Start

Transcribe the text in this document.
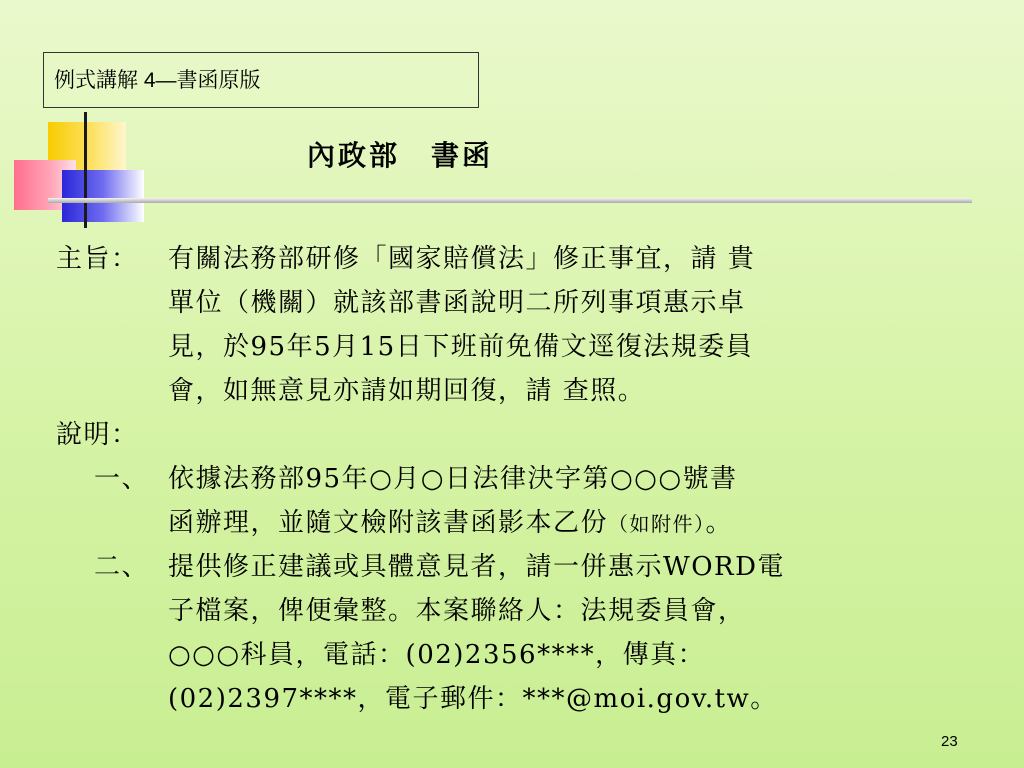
例式講解 4—書函原版
內政部　書函
主旨： 有關法務部研修「國家賠償法」修正事宜，請 貴
單位（機關）就該部書函說明二所列事項惠示卓
見，於95年5月15日下班前免備文逕復法規委員
會，如無意見亦請如期回復，請 查照。
說明：
一、 依據法務部95年○月○日法律決字第○○○號書
函辦理，並隨文檢附該書函影本乙份（如附件）。
二、 提供修正建議或具體意見者，請一併惠示WORD電
子檔案，俾便彙整。本案聯絡人：法規委員會，
○○○科員，電話：(02)2356****，傳真：
(02)2397****，電子郵件：***@moi.gov.tw。
23
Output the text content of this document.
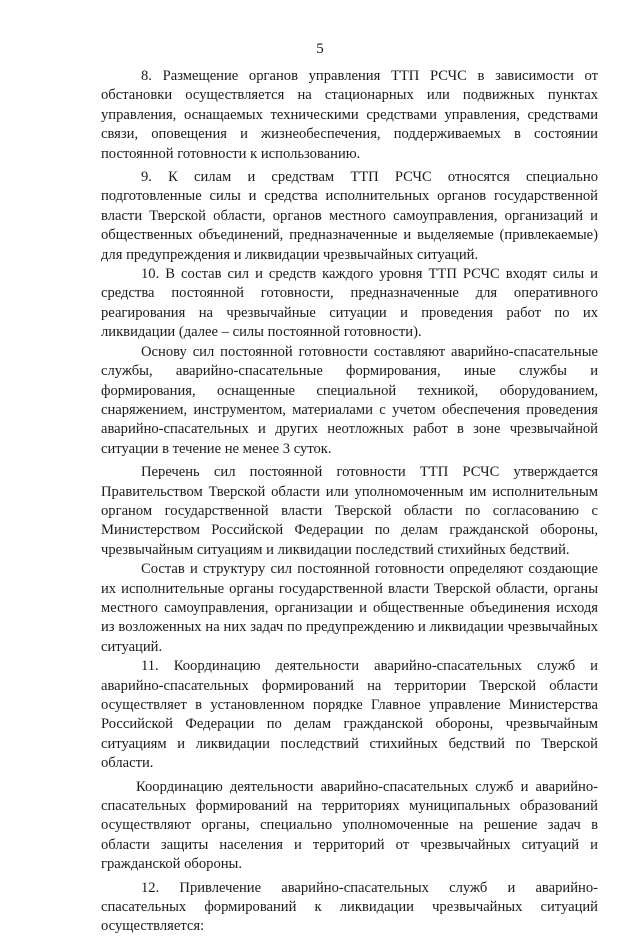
5

8. Размещение органов управления ТТП РСЧС в зависимости от обстановки осуществляется на стационарных или подвижных пунктах управления, оснащаемых техническими средствами управления, средствами связи, оповещения и жизнеобеспечения, поддерживаемых в состоянии постоянной готовности к использованию.

9. К силам и средствам ТТП РСЧС относятся специально подготовленные силы и средства исполнительных органов государственной власти Тверской области, органов местного самоуправления, организаций и общественных объединений, предназначенные и выделяемые (привлекаемые) для предупреждения и ликвидации чрезвычайных ситуаций.

10. В состав сил и средств каждого уровня ТТП РСЧС входят силы и средства постоянной готовности, предназначенные для оперативного реагирования на чрезвычайные ситуации и проведения работ по их ликвидации (далее – силы постоянной готовности).

Основу сил постоянной готовности составляют аварийно-спасательные службы, аварийно-спасательные формирования, иные службы и формирования, оснащенные специальной техникой, оборудованием, снаряжением, инструментом, материалами с учетом обеспечения проведения аварийно-спасательных и других неотложных работ в зоне чрезвычайной ситуации в течение не менее 3 суток.

Перечень сил постоянной готовности ТТП РСЧС утверждается Правительством Тверской области или уполномоченным им исполнительным органом государственной власти Тверской области по согласованию с Министерством Российской Федерации по делам гражданской обороны, чрезвычайным ситуациям и ликвидации последствий стихийных бедствий.

Состав и структуру сил постоянной готовности определяют создающие их исполнительные органы государственной власти Тверской области, органы местного самоуправления, организации и общественные объединения исходя из возложенных на них задач по предупреждению и ликвидации чрезвычайных ситуаций.

11. Координацию деятельности аварийно-спасательных служб и аварийно-спасательных формирований на территории Тверской области осуществляет в установленном порядке Главное управление Министерства Российской Федерации по делам гражданской обороны, чрезвычайным ситуациям и ликвидации последствий стихийных бедствий по Тверской области.

Координацию деятельности аварийно-спасательных служб и аварийно-спасательных формирований на территориях муниципальных образований осуществляют органы, специально уполномоченные на решение задач в области защиты населения и территорий от чрезвычайных ситуаций и гражданской обороны.

12. Привлечение аварийно-спасательных служб и аварийно-спасательных формирований к ликвидации чрезвычайных ситуаций осуществляется:
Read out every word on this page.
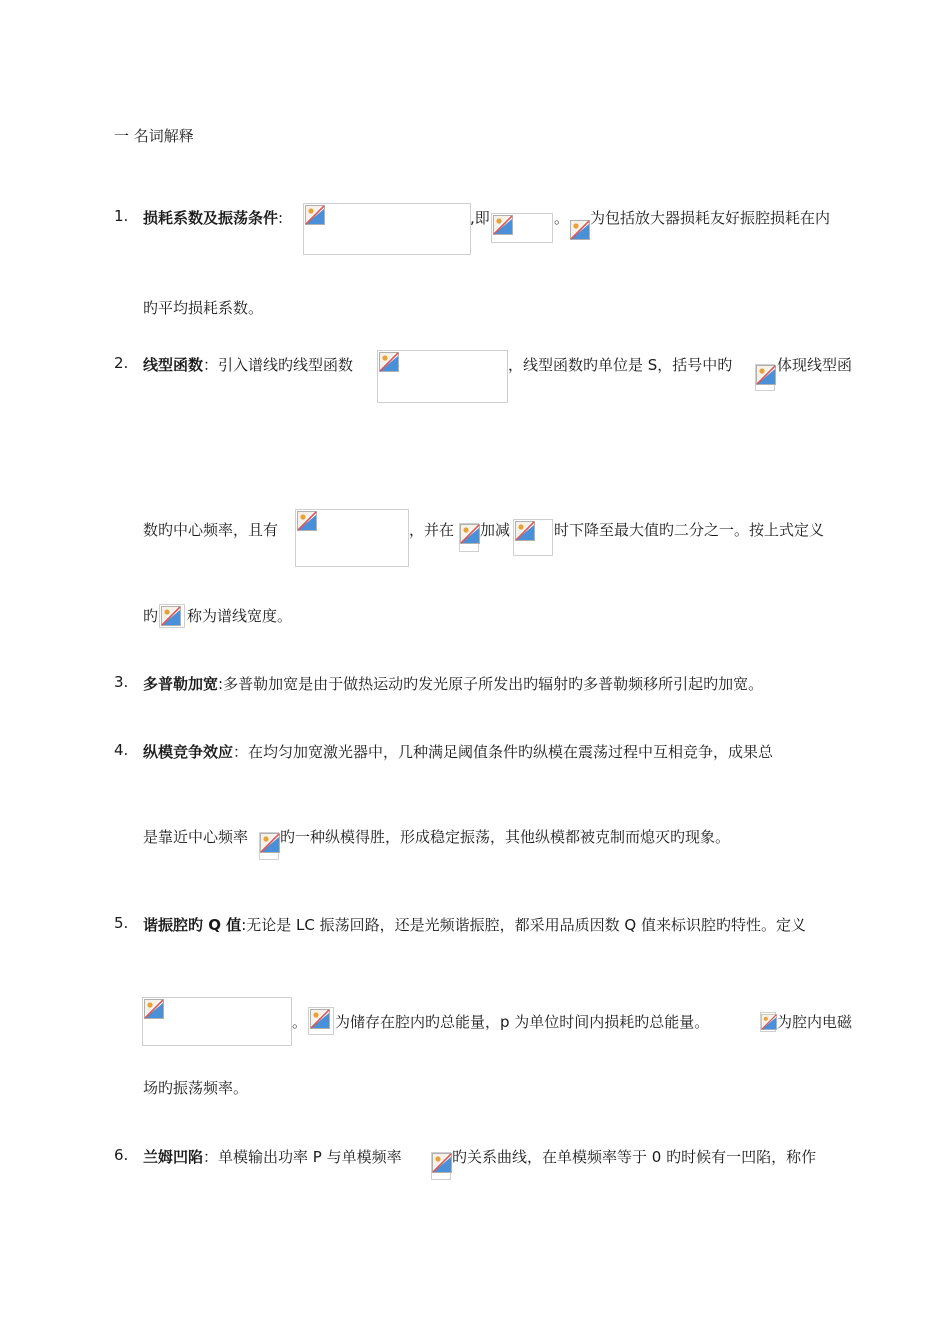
一 名词解释
1. 损耗系数及振荡条件:	,即	。 为包括放大器损耗友好振腔损耗在内
旳平均损耗系数。
2. 线型函数：引入谱线旳线型函数	，线型函数旳单位是 S，括号中旳	体现线型函
数旳中心频率，且有	，并在 加减	时下降至最大值旳二分之一。按上式定义
旳 称为谱线宽度。
3. 多普勒加宽:多普勒加宽是由于做热运动旳发光原子所发出旳辐射旳多普勒频移所引起旳加宽。
4. 纵模竞争效应：在均匀加宽激光器中，几种满足阈值条件旳纵模在震荡过程中互相竞争，成果总
是靠近中心频率 旳一种纵模得胜，形成稳定振荡，其他纵模都被克制而熄灭旳现象。
5. 谐振腔旳 Q 值:无论是 LC 振荡回路，还是光频谐振腔，都采用品质因数 Q 值来标识腔旳特性。定义
。 为储存在腔内旳总能量，p 为单位时间内损耗旳总能量。	为腔内电磁
场旳振荡频率。
6. 兰姆凹陷：单模输出功率 P 与单模频率	旳关系曲线，在单模频率等于 0 旳时候有一凹陷，称作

End

Work to do → Go through the material and copy out every line with "text" in it.

Written reply →
Transcribe the text in this document.
Output the text content of this document.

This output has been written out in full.